Task inputs »

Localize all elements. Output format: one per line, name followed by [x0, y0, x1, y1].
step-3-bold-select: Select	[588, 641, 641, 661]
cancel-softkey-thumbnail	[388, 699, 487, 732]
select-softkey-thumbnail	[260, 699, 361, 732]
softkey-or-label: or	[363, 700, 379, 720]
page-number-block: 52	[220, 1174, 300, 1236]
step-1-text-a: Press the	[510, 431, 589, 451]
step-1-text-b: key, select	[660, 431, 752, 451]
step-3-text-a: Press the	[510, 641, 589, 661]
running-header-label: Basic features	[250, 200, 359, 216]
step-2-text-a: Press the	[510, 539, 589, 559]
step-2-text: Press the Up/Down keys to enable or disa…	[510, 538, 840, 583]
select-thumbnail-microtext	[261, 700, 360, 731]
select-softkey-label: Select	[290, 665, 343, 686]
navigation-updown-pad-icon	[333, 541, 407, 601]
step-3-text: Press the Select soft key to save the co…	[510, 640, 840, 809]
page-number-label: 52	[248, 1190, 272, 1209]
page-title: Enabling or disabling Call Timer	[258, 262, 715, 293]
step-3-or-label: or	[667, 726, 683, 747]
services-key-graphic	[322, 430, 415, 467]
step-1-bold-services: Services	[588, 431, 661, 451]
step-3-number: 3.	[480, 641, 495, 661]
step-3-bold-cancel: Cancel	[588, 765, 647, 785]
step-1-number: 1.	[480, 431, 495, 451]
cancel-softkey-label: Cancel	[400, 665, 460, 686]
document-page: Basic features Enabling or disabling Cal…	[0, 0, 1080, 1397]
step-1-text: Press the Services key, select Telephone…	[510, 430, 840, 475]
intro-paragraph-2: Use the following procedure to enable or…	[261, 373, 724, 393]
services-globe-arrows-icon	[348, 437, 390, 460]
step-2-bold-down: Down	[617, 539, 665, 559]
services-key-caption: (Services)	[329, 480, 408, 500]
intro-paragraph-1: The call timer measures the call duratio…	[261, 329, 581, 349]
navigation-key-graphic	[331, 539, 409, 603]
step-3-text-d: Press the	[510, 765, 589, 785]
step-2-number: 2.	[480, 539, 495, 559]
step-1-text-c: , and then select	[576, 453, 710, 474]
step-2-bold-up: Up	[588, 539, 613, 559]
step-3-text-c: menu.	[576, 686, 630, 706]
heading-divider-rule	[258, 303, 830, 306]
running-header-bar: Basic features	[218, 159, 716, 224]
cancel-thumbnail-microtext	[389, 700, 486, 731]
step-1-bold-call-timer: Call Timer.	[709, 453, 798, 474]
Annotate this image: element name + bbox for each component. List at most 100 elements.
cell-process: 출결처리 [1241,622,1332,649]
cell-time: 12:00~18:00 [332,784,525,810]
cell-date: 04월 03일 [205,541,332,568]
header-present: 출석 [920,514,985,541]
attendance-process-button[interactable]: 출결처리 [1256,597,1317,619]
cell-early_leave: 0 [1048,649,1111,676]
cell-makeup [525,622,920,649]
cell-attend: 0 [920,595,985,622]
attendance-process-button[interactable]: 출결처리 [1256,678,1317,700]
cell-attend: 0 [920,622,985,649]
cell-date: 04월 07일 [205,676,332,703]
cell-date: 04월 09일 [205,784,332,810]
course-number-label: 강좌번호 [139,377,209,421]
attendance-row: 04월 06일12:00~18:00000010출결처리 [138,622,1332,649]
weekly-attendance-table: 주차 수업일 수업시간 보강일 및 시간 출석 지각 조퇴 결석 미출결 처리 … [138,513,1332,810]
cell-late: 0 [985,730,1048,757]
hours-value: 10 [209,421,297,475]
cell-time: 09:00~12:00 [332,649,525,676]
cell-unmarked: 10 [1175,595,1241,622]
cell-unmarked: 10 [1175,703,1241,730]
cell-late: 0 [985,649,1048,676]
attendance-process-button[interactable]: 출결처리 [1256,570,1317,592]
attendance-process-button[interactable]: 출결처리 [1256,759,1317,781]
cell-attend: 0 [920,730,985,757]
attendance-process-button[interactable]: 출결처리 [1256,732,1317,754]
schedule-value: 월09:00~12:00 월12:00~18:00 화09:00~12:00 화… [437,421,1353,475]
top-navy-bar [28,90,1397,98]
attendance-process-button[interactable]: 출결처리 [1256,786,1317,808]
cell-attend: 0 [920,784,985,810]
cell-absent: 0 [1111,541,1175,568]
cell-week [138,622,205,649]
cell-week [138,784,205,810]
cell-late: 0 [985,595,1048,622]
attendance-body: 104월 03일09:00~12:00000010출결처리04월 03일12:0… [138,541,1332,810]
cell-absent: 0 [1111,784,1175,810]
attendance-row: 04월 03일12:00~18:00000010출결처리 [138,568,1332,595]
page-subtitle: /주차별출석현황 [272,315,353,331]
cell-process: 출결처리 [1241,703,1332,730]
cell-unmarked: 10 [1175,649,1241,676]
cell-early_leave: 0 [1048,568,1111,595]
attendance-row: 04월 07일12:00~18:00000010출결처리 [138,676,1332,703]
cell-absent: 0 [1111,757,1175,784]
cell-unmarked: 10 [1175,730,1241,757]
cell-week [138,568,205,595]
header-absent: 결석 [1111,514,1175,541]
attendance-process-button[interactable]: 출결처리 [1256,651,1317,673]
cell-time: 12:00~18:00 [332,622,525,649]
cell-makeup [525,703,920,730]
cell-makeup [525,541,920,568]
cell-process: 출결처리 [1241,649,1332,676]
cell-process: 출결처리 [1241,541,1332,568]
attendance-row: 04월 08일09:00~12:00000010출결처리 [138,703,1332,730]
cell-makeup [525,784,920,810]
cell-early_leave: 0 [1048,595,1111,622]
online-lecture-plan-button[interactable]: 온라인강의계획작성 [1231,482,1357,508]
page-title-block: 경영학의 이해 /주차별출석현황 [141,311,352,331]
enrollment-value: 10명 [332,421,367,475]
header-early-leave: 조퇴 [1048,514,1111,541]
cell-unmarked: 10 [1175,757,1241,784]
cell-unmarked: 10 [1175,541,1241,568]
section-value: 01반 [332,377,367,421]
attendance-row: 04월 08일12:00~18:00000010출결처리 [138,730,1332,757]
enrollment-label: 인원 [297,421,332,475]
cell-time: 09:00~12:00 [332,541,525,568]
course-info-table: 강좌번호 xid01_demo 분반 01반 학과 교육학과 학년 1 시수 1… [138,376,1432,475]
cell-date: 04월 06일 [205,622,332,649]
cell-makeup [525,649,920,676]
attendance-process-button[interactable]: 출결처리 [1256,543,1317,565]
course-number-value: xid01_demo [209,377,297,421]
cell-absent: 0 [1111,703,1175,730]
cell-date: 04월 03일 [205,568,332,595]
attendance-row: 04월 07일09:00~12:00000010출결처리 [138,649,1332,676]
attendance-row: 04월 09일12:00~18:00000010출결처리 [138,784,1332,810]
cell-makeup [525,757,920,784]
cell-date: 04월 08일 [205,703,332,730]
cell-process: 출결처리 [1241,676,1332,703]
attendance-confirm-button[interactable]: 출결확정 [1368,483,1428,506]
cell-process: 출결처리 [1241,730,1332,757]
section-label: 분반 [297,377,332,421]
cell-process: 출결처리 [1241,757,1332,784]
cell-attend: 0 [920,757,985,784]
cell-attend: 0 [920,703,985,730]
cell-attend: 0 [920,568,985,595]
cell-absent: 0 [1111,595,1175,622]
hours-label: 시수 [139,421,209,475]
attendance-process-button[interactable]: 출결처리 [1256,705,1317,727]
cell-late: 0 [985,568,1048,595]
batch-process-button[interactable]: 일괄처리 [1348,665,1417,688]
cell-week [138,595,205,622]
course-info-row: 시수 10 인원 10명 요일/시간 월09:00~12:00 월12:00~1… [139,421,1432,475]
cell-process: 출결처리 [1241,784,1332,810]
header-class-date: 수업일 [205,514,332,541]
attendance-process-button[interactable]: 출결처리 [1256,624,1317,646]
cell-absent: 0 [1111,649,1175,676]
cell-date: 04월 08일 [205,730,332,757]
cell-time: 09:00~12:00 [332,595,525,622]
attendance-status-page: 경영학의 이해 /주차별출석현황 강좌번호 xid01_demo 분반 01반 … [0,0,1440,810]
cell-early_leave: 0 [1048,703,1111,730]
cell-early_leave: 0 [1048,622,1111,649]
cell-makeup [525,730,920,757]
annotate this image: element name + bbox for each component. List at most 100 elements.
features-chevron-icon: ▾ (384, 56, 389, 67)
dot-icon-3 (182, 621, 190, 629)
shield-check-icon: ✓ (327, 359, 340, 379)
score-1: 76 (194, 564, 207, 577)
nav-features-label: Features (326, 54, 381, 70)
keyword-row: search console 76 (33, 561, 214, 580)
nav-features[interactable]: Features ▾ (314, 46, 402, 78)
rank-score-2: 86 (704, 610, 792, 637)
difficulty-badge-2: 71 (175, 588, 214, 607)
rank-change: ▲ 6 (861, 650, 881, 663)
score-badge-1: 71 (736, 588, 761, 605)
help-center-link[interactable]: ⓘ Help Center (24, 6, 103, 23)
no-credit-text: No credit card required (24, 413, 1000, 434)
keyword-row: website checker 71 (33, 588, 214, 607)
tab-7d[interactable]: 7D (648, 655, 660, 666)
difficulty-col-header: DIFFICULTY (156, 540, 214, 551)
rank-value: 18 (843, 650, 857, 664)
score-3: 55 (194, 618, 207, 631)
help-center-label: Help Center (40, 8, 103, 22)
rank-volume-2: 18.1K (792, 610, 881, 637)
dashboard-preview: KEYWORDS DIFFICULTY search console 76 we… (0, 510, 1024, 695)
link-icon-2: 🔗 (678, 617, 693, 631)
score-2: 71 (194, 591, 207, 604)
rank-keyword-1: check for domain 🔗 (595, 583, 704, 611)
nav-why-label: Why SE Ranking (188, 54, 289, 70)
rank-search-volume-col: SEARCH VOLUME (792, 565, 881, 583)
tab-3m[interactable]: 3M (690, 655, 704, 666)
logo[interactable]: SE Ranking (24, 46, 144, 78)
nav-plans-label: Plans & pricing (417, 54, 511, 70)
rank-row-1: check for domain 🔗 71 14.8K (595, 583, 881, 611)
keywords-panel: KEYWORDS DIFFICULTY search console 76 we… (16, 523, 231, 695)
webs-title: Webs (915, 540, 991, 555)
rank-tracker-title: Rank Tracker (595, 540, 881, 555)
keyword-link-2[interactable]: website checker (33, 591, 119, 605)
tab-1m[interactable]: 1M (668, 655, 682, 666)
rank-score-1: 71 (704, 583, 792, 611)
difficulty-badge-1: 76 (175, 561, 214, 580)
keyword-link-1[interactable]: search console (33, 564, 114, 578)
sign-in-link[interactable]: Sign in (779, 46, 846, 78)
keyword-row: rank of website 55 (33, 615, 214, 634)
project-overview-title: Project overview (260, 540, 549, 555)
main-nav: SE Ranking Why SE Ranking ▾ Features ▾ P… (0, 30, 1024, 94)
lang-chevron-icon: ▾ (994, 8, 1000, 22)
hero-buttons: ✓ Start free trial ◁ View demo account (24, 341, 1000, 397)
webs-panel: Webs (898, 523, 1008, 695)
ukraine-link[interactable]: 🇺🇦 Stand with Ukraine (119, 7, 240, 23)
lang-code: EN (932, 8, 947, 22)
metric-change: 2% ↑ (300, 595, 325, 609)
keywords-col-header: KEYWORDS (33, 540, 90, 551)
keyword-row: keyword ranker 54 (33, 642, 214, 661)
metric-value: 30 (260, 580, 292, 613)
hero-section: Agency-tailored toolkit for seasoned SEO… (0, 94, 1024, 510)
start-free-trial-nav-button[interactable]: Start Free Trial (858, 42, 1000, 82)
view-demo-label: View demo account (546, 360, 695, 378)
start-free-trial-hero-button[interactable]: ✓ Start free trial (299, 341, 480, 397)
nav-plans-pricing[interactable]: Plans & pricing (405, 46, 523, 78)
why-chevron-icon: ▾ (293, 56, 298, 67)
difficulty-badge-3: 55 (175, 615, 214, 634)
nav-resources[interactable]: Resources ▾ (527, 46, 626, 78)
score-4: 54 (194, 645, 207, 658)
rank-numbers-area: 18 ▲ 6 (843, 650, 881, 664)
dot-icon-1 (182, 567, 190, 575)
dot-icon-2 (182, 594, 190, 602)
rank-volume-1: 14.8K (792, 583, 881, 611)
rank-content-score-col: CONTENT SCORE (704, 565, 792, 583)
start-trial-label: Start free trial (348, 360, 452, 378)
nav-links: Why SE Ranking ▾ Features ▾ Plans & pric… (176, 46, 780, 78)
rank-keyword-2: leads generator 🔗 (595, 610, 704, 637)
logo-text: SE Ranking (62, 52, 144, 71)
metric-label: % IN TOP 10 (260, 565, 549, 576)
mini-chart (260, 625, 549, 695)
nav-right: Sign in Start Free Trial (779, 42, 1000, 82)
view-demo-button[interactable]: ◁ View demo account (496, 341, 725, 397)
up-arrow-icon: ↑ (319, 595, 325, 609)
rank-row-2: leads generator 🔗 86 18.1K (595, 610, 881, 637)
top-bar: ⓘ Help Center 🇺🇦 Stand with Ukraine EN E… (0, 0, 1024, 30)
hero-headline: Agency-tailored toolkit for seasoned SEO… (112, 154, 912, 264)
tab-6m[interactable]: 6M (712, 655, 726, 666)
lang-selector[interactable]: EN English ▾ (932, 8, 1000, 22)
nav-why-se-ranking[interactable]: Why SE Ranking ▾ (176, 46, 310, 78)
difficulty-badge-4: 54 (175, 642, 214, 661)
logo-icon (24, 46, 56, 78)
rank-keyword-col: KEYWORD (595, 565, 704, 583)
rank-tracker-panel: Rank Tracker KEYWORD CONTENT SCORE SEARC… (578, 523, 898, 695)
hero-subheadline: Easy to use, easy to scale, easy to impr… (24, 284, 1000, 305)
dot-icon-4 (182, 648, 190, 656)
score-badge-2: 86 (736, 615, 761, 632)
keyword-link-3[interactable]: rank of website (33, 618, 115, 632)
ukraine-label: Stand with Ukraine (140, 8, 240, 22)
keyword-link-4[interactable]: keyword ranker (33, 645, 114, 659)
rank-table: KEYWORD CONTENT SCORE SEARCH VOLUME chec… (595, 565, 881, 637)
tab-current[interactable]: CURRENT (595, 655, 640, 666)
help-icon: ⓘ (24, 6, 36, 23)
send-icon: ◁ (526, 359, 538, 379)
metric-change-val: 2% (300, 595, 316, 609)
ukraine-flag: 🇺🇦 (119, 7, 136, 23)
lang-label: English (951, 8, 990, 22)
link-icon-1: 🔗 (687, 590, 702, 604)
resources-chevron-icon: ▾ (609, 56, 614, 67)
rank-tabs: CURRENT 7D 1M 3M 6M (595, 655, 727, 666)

Directions »
Give back, character for character, every line of the material from its very first line through the line that contains "539, 495, 559]", with both of those lines included.

Written response »
Localize all elements. Output format: one per line, name followed by [x0, y0, x1, y1].
step-3-bold-select: Select	[588, 641, 641, 661]
cancel-softkey-thumbnail	[388, 699, 487, 732]
select-softkey-thumbnail	[260, 699, 361, 732]
softkey-or-label: or	[363, 700, 379, 720]
page-number-block: 52	[220, 1174, 300, 1236]
step-1-text-a: Press the	[510, 431, 589, 451]
step-1-text-b: key, select	[660, 431, 752, 451]
step-3-text-a: Press the	[510, 641, 589, 661]
running-header-label: Basic features	[250, 200, 359, 216]
step-2-text-a: Press the	[510, 539, 589, 559]
step-2-text: Press the Up/Down keys to enable or disa…	[510, 538, 840, 583]
select-thumbnail-microtext	[261, 700, 360, 731]
select-softkey-label: Select	[290, 665, 343, 686]
navigation-updown-pad-icon	[333, 541, 407, 601]
step-3-text: Press the Select soft key to save the co…	[510, 640, 840, 809]
page-number-label: 52	[248, 1190, 272, 1209]
page-title: Enabling or disabling Call Timer	[258, 262, 715, 293]
step-3-or-label: or	[667, 726, 683, 747]
services-key-graphic	[322, 430, 415, 467]
step-1-bold-services: Services	[588, 431, 661, 451]
step-3-number: 3.	[480, 641, 495, 661]
step-3-bold-cancel: Cancel	[588, 765, 647, 785]
step-1-number: 1.	[480, 431, 495, 451]
cancel-softkey-label: Cancel	[400, 665, 460, 686]
document-page: Basic features Enabling or disabling Cal…	[0, 0, 1080, 1397]
step-1-text: Press the Services key, select Telephone…	[510, 430, 840, 475]
intro-paragraph-2: Use the following procedure to enable or…	[261, 373, 724, 393]
services-globe-arrows-icon	[348, 437, 390, 460]
step-2-bold-down: Down	[617, 539, 665, 559]
services-key-caption: (Services)	[329, 480, 408, 500]
intro-paragraph-1: The call timer measures the call duratio…	[261, 329, 581, 349]
navigation-key-graphic	[331, 539, 409, 603]
step-3-text-d: Press the	[510, 765, 589, 785]
step-2-number: 2.	[480, 539, 495, 559]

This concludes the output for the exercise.